PROVIDED INFORMATION »
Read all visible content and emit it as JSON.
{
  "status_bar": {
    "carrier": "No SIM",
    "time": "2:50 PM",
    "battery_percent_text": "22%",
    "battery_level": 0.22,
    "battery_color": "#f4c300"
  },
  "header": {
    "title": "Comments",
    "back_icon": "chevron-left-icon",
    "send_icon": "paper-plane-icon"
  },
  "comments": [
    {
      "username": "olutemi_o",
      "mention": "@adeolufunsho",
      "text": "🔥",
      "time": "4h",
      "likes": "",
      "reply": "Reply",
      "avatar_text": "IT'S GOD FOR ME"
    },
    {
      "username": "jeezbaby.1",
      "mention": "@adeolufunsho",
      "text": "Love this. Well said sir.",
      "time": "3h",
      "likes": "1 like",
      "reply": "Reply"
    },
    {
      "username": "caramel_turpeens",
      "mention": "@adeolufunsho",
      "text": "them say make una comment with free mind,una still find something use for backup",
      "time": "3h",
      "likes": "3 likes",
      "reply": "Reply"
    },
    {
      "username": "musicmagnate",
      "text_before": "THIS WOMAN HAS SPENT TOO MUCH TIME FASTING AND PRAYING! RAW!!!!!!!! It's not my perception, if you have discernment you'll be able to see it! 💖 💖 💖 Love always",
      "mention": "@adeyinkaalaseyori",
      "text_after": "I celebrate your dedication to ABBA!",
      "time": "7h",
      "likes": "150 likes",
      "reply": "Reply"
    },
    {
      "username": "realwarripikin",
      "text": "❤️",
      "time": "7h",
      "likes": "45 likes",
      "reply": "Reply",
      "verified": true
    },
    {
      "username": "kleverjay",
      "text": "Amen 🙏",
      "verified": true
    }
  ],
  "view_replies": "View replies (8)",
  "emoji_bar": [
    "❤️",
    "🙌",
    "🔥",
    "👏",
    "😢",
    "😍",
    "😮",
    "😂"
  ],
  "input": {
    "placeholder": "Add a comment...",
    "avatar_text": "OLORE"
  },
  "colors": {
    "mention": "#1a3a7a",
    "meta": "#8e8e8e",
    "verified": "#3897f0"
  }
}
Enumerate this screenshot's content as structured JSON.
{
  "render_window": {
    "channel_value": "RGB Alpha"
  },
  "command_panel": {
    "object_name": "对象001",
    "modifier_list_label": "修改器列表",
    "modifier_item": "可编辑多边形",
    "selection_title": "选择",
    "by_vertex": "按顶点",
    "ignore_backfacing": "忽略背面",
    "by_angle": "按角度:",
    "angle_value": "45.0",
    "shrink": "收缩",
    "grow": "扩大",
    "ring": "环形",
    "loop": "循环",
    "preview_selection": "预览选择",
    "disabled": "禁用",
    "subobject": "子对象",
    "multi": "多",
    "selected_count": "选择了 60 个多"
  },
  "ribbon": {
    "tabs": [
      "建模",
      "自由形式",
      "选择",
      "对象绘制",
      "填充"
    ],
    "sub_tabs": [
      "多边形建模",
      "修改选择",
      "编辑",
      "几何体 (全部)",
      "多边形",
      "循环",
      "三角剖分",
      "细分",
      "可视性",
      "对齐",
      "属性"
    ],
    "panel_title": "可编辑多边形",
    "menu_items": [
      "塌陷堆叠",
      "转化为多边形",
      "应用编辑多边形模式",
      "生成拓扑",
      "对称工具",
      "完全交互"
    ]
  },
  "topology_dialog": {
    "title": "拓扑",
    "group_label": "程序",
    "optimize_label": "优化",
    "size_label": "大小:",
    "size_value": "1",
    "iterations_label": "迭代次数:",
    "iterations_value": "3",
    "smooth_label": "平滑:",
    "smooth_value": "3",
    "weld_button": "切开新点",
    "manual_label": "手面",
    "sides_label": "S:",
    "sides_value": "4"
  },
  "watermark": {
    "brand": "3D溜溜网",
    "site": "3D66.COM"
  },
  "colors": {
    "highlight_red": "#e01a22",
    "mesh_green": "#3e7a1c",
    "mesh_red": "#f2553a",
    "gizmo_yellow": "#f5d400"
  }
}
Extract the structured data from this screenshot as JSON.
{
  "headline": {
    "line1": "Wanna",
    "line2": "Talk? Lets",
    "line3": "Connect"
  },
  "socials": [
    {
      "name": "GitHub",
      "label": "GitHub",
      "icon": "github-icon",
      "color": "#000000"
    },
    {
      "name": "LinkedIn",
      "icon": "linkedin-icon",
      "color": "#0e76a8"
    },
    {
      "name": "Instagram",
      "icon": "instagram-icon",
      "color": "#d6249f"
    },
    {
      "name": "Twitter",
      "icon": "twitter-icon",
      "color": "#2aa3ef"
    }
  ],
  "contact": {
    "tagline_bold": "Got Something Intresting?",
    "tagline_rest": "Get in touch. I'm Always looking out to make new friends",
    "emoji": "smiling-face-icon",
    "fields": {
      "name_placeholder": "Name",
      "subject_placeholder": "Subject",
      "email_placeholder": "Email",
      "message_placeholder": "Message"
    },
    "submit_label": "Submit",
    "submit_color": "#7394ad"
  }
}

---

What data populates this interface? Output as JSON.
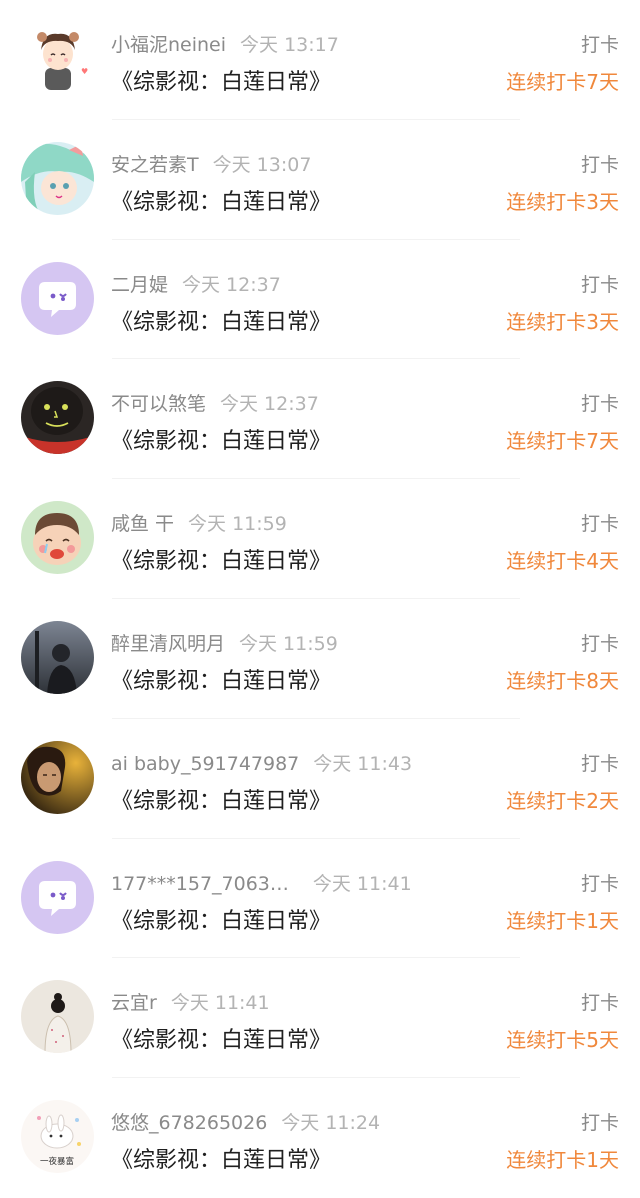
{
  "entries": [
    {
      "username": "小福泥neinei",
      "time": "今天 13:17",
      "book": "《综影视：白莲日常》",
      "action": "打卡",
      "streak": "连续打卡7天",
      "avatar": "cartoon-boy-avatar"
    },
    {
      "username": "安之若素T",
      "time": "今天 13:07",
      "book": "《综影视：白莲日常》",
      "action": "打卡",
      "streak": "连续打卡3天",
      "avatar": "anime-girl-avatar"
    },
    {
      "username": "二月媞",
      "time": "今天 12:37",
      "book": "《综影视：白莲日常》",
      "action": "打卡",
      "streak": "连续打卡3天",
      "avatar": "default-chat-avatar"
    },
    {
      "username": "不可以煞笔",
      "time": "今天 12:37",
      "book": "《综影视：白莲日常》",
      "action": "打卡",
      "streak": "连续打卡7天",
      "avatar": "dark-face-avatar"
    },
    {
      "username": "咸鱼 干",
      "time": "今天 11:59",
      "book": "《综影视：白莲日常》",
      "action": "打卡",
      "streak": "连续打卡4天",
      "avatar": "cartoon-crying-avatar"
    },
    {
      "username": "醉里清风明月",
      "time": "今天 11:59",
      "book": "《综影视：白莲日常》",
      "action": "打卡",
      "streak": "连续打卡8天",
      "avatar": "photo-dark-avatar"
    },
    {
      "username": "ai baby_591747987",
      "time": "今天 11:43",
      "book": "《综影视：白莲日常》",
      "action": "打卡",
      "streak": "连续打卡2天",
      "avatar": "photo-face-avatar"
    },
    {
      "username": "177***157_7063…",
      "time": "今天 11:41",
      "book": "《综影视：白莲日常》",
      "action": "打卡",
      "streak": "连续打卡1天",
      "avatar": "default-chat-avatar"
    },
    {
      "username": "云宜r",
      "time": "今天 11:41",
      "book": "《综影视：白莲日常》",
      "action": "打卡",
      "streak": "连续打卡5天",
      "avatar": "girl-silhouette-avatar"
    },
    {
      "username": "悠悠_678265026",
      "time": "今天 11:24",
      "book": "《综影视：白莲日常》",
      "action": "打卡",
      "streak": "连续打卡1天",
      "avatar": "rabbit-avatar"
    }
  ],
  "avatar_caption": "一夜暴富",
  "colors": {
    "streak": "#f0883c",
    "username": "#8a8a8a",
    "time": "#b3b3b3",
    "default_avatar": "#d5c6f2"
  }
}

* * *

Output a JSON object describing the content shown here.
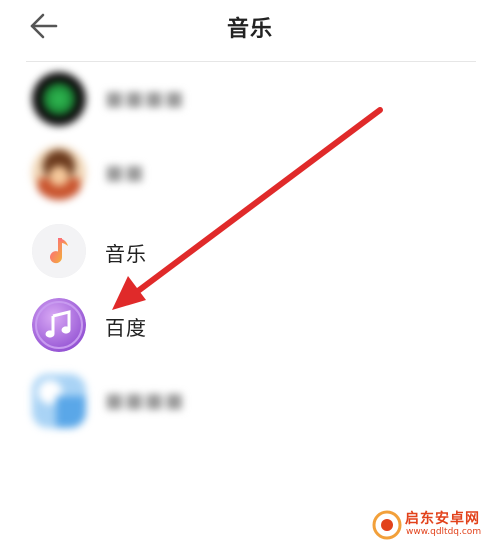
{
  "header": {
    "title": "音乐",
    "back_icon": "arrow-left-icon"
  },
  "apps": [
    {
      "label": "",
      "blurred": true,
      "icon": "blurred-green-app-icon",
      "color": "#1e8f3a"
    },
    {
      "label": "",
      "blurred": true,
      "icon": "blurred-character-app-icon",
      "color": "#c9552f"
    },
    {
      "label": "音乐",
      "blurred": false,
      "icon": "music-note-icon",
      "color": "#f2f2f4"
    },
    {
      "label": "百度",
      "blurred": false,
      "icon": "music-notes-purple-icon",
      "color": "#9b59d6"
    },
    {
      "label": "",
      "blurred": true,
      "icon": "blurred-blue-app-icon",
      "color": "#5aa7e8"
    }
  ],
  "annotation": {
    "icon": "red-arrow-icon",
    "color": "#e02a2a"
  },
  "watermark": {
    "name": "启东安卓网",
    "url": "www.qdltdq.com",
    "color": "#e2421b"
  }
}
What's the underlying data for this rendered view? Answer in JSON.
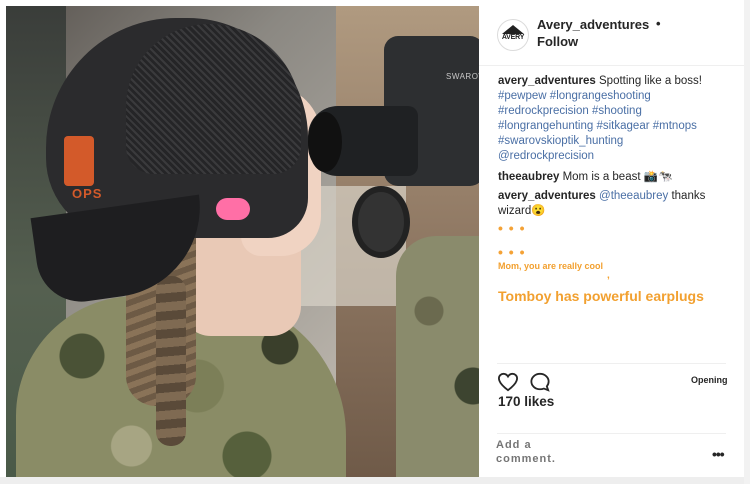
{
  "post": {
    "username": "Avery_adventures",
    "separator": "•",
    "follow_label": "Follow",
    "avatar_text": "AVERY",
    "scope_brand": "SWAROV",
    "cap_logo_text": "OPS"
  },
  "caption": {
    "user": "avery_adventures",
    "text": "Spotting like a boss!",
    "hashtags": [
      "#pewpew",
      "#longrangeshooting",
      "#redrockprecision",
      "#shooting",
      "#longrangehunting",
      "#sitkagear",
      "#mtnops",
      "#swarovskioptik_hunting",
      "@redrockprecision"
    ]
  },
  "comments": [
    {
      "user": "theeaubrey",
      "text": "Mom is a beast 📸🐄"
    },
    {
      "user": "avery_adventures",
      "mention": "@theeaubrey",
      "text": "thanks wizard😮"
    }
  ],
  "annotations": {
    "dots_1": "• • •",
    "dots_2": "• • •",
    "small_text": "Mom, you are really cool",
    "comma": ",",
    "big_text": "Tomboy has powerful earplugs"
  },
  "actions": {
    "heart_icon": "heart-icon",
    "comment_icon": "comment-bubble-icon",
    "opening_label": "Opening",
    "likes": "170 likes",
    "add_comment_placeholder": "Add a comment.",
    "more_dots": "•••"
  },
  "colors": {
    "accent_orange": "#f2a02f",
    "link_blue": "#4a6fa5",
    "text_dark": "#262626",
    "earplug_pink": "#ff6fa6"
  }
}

EXERCISE BRIEF » Find every line above that contains the word "What", and return each one.

PROBLEM SOLUTION »
What data populates this interface? Output as JSON.
What's the underlying data for this rendered view? Answer in JSON.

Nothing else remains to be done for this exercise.